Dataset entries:
-*-

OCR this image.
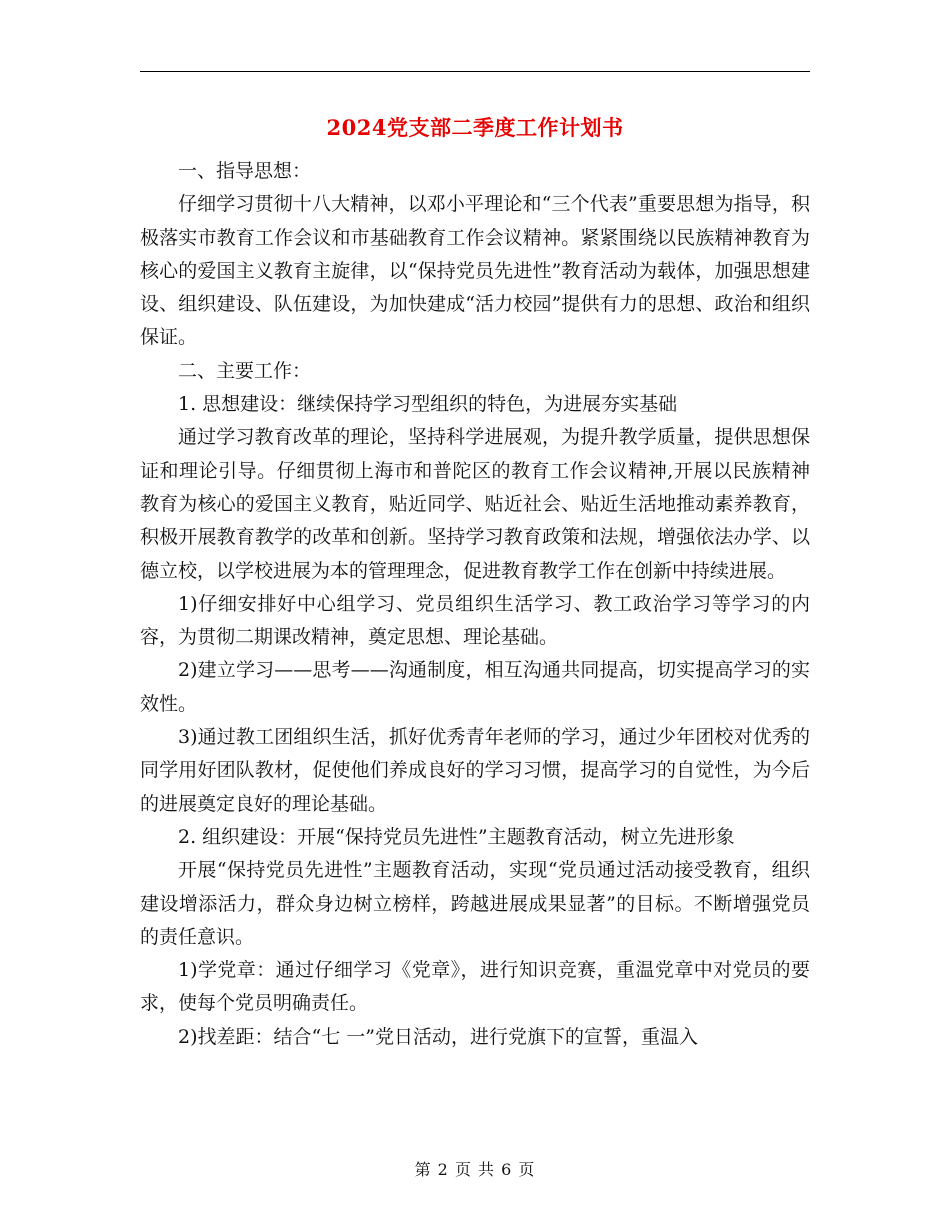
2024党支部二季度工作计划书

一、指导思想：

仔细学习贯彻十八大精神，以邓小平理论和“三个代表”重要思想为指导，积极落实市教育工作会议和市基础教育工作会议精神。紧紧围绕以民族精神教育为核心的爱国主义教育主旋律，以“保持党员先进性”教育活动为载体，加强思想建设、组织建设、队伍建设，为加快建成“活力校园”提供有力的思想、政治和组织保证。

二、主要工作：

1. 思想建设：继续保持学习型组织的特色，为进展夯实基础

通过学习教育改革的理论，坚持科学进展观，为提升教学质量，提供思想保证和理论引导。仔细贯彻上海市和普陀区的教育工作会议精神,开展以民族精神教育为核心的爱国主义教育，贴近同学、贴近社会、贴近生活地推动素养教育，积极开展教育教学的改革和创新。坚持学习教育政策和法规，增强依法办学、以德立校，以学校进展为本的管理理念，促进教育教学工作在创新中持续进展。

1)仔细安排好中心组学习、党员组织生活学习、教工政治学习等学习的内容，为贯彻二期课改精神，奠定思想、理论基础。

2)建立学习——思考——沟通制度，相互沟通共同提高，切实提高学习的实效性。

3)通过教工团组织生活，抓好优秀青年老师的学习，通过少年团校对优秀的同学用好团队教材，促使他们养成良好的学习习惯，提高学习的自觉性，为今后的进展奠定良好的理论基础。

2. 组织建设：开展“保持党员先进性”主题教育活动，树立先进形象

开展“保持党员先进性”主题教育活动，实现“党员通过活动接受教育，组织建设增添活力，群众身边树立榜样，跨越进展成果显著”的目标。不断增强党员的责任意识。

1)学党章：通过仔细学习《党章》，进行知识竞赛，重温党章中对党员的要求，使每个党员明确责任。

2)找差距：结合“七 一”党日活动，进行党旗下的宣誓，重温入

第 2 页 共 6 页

-*-

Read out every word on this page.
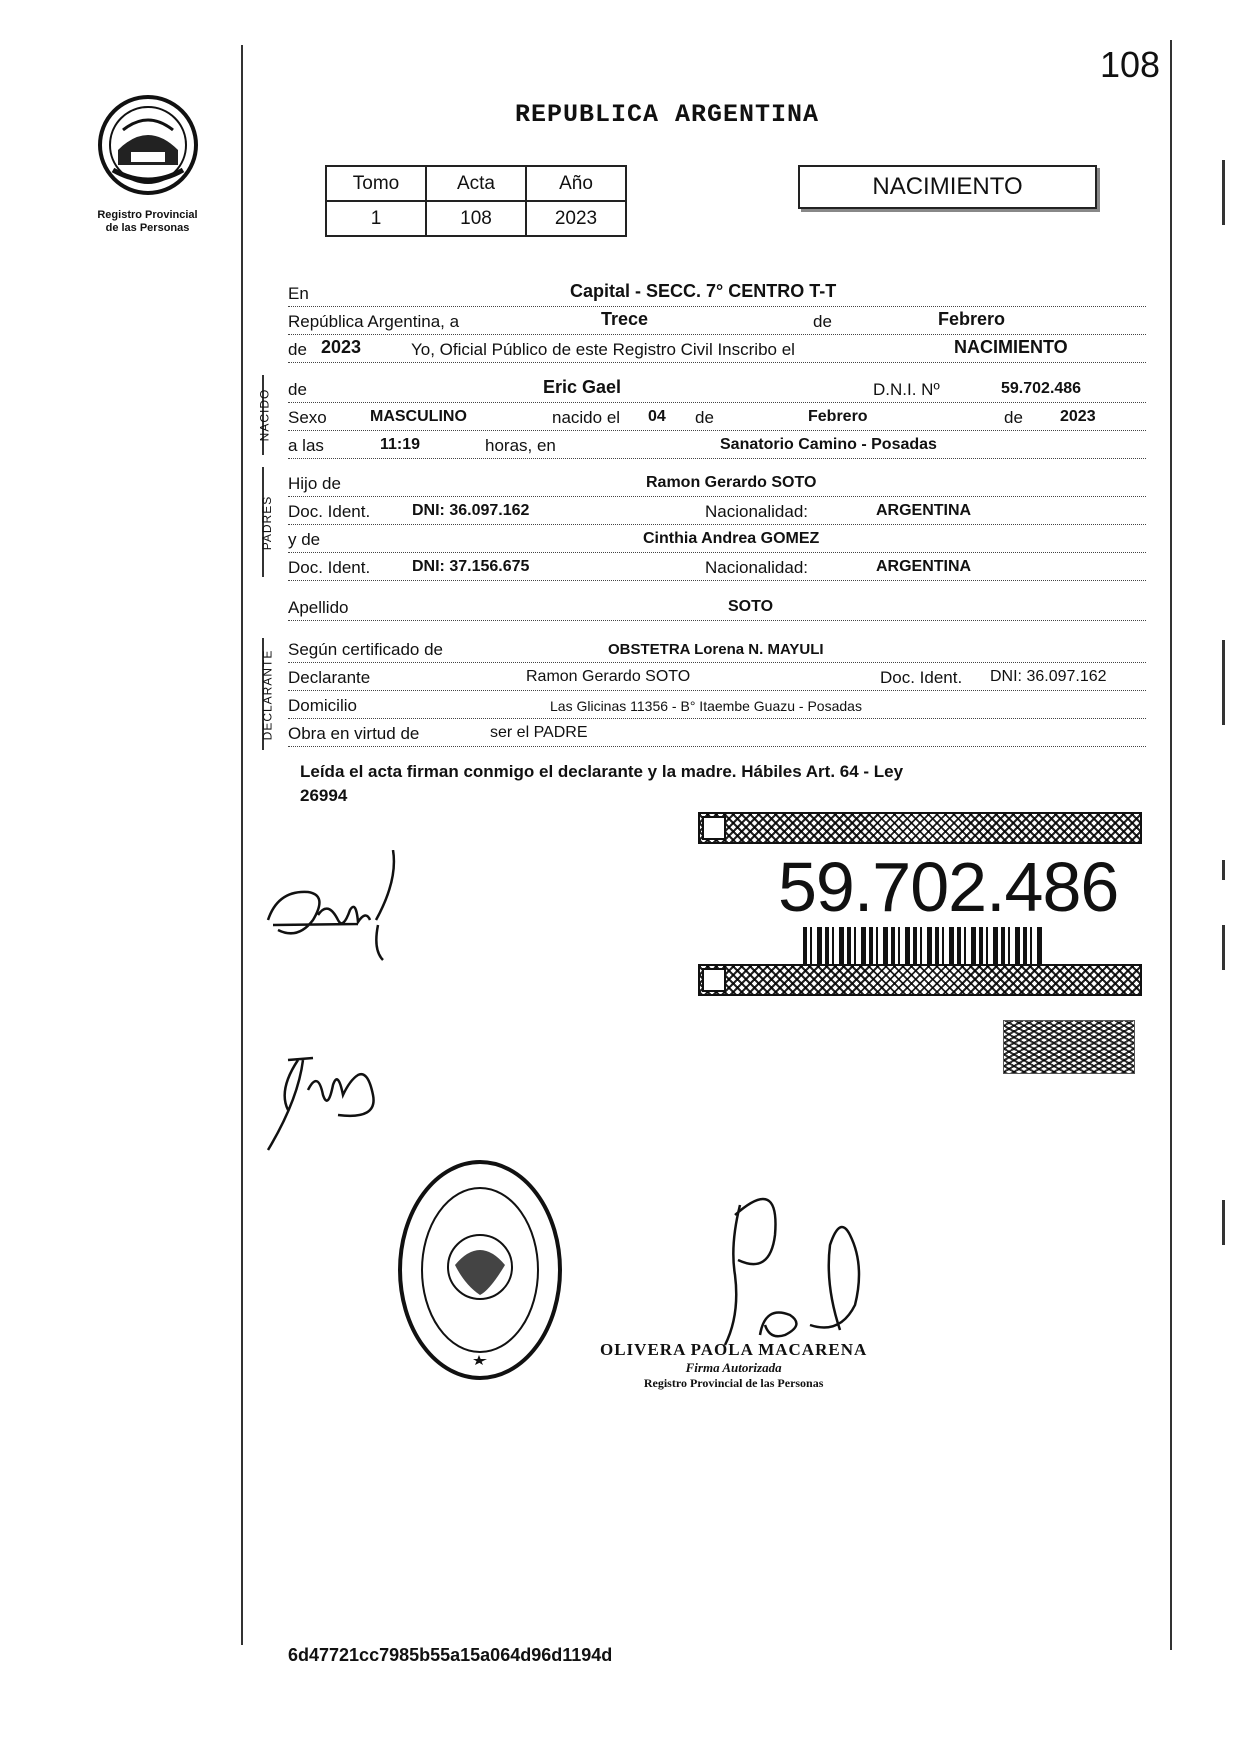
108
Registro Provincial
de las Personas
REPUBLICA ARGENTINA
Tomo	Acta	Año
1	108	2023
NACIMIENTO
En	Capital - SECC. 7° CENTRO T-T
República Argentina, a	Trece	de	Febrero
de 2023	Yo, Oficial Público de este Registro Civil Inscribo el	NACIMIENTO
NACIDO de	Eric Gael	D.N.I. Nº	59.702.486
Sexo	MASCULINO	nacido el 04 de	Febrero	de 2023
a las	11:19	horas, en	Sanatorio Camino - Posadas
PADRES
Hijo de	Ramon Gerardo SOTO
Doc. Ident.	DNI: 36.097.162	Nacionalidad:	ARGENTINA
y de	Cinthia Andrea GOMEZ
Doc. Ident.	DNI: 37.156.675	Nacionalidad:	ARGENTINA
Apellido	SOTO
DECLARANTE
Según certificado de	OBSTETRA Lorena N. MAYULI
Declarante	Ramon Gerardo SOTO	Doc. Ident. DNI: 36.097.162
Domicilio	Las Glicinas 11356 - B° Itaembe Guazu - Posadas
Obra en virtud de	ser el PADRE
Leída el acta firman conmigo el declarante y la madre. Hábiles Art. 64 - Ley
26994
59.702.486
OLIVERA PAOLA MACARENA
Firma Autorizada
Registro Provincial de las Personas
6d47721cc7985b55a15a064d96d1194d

-*-

— What the task asks —
Provide the count, and nothing else, of lines in the data above where the word "SOTO" occurs.

— Reply —
3